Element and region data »
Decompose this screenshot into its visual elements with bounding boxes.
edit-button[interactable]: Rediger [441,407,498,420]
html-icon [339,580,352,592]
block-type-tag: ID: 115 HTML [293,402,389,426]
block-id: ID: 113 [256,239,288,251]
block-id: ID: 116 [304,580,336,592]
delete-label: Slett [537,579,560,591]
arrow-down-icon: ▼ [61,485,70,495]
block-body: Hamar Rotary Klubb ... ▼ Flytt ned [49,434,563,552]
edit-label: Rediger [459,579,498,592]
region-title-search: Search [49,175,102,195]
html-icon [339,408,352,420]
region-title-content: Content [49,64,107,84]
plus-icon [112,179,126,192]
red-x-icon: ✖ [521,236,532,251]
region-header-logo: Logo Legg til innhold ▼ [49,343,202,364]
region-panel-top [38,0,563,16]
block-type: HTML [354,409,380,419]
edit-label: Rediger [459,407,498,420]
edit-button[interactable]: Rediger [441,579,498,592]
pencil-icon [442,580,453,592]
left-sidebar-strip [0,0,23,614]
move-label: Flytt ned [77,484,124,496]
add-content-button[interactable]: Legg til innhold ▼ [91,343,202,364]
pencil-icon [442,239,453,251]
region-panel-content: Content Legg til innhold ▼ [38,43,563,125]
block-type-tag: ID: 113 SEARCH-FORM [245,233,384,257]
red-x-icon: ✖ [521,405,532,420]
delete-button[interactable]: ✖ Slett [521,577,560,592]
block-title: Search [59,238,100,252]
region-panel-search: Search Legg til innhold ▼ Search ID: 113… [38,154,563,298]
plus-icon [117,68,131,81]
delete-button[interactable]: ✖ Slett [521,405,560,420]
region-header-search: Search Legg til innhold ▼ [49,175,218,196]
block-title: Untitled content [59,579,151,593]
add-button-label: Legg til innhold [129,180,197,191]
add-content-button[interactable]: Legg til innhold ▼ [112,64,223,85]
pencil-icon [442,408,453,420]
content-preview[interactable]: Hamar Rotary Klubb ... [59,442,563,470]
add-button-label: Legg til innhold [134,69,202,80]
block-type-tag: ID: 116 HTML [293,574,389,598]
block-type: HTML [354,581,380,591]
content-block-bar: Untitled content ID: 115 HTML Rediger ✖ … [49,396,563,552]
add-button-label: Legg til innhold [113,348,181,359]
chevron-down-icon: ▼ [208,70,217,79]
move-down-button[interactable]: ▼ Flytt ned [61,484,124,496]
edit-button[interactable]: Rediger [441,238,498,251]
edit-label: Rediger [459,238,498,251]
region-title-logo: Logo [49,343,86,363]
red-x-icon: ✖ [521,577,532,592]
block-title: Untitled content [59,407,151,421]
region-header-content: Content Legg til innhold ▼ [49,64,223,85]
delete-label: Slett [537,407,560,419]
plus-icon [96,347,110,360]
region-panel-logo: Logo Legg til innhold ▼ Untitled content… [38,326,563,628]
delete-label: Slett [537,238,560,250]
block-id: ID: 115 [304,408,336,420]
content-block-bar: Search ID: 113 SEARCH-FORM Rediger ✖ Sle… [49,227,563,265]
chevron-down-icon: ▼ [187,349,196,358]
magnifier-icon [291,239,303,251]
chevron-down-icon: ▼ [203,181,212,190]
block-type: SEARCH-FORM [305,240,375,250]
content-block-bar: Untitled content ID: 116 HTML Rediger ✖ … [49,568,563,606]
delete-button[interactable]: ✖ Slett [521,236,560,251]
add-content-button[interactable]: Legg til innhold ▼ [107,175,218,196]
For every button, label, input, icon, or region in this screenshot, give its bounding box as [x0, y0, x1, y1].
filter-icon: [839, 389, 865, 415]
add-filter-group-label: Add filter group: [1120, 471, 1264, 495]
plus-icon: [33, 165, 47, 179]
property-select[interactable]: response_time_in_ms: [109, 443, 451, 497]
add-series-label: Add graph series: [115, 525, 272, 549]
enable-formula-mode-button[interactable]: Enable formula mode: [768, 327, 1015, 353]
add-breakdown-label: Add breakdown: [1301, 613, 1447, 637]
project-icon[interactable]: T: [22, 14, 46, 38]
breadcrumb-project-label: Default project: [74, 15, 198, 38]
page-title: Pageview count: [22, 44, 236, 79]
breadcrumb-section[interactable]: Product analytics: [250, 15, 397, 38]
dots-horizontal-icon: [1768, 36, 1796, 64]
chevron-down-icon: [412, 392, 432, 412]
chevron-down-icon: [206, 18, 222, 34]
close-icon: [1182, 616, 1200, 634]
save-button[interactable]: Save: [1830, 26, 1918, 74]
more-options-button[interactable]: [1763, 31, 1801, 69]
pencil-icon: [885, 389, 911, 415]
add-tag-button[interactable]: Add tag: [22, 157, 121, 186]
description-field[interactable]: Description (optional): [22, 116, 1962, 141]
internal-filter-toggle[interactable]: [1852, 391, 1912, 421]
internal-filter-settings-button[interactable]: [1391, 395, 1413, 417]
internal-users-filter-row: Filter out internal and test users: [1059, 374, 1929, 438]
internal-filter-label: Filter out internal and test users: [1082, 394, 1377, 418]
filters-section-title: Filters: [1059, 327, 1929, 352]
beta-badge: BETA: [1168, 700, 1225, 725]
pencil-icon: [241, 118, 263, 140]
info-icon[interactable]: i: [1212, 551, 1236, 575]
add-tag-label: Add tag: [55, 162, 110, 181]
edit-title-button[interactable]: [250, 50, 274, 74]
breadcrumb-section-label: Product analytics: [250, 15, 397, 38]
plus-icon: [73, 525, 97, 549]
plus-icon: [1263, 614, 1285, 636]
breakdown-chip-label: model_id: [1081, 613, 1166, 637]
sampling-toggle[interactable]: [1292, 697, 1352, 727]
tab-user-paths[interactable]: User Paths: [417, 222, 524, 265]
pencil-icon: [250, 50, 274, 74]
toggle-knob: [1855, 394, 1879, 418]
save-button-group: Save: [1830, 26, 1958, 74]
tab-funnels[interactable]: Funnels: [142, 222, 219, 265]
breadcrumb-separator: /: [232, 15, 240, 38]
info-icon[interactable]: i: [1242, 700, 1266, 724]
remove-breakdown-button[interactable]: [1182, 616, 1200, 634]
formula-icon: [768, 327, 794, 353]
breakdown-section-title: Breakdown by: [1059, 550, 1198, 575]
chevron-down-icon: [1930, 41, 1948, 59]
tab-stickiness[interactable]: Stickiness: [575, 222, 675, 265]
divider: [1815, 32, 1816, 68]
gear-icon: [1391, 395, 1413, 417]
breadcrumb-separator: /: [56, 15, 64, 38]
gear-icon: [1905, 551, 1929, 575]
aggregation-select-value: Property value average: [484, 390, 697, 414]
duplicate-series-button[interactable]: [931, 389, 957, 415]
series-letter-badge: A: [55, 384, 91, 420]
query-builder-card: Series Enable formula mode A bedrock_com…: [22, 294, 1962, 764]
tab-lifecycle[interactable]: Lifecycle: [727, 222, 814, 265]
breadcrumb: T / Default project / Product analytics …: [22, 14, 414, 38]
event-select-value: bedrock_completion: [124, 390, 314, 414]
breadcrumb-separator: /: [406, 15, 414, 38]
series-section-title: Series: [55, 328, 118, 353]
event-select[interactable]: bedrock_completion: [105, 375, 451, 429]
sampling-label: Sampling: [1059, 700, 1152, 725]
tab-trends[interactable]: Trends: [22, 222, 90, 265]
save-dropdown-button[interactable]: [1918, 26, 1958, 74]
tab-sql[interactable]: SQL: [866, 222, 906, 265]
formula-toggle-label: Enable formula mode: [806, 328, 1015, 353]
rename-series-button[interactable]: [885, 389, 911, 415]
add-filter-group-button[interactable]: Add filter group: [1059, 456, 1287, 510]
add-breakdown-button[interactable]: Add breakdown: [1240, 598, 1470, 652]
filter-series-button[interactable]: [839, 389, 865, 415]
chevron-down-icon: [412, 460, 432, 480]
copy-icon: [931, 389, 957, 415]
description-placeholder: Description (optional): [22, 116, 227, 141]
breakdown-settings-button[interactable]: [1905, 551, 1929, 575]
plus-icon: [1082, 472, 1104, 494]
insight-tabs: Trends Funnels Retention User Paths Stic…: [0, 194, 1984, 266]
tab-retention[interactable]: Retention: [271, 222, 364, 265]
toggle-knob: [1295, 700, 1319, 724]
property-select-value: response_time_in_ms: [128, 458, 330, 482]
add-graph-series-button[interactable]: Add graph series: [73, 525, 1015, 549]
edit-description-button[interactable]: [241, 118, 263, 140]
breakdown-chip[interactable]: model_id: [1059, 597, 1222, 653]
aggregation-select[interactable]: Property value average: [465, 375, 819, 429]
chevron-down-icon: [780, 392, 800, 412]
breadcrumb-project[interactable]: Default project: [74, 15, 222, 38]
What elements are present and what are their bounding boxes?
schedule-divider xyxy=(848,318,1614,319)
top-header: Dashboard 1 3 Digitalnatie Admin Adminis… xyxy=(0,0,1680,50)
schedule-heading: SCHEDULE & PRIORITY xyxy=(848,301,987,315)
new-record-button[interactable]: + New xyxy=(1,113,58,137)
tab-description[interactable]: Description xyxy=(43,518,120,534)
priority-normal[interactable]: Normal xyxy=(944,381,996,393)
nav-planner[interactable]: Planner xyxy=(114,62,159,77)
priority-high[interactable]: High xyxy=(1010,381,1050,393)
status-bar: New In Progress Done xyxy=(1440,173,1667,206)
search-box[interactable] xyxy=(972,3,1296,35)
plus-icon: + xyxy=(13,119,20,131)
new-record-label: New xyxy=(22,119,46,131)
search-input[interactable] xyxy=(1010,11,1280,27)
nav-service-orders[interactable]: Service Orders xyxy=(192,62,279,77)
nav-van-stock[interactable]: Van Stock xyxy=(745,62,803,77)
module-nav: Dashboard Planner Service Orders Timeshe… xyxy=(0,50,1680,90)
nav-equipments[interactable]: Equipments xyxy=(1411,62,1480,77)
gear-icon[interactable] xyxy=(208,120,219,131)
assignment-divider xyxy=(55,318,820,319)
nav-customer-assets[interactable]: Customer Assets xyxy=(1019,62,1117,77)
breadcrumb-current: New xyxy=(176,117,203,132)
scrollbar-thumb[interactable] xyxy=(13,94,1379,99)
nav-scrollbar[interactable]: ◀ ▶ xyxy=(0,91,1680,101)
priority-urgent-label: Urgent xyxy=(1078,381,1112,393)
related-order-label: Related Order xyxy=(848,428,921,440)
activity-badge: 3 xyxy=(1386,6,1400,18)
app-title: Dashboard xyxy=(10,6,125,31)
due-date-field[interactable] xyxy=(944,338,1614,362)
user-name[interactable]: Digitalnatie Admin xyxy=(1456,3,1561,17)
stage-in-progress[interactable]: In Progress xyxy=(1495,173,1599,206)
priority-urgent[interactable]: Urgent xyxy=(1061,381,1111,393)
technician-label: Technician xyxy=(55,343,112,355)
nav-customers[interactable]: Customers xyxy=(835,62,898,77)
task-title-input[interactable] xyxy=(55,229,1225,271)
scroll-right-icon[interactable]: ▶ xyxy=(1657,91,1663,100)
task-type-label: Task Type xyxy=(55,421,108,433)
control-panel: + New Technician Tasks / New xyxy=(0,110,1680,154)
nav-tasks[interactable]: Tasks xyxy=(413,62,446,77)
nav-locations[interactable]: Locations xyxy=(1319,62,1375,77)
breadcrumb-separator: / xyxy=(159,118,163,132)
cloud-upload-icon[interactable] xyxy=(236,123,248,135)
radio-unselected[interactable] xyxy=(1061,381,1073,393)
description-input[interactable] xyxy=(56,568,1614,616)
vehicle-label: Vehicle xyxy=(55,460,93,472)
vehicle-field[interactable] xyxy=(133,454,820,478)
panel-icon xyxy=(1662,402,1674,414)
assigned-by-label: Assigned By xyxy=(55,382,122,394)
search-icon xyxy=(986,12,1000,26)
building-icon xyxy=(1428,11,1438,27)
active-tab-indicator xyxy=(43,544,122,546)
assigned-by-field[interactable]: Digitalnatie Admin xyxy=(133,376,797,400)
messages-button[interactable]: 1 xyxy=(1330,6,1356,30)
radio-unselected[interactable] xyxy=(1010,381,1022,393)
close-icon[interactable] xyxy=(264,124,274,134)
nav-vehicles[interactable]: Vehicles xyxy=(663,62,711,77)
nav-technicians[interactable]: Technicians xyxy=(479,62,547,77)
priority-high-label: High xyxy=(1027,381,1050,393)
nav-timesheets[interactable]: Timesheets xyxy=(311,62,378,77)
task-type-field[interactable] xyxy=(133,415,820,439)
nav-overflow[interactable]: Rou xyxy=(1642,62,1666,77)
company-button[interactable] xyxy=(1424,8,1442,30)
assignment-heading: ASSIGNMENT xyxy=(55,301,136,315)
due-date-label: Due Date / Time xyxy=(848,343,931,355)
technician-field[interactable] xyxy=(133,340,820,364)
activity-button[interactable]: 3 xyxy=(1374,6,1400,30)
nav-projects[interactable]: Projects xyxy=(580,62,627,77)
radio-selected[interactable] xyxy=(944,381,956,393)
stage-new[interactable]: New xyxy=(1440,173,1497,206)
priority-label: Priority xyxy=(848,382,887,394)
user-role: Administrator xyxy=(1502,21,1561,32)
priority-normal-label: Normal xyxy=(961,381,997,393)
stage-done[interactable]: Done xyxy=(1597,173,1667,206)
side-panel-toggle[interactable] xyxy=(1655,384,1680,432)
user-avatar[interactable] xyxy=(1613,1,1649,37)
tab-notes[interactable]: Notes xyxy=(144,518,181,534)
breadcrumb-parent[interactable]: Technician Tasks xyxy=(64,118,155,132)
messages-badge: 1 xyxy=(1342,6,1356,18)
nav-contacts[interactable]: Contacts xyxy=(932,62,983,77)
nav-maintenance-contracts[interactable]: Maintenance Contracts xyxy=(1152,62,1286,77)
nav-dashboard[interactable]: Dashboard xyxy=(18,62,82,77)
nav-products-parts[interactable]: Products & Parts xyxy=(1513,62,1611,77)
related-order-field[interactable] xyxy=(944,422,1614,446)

Directions for this task » Update the records from the first line through the line with "red-x-icon: ✖ [521,236,532,251]" by changing "Slett" to "Delete", and leave everything else as it is. Give back only those lines.

Answer for this exercise »
Decompose this screenshot into its visual elements with bounding boxes.
edit-button[interactable]: Rediger [441,407,498,420]
html-icon [339,580,352,592]
block-type-tag: ID: 115 HTML [293,402,389,426]
block-id: ID: 113 [256,239,288,251]
block-id: ID: 116 [304,580,336,592]
delete-label: Delete [537,579,560,591]
arrow-down-icon: ▼ [61,485,70,495]
block-body: Hamar Rotary Klubb ... ▼ Flytt ned [49,434,563,552]
edit-label: Rediger [459,579,498,592]
region-title-search: Search [49,175,102,195]
html-icon [339,408,352,420]
region-title-content: Content [49,64,107,84]
plus-icon [112,179,126,192]
red-x-icon: ✖ [521,236,532,251]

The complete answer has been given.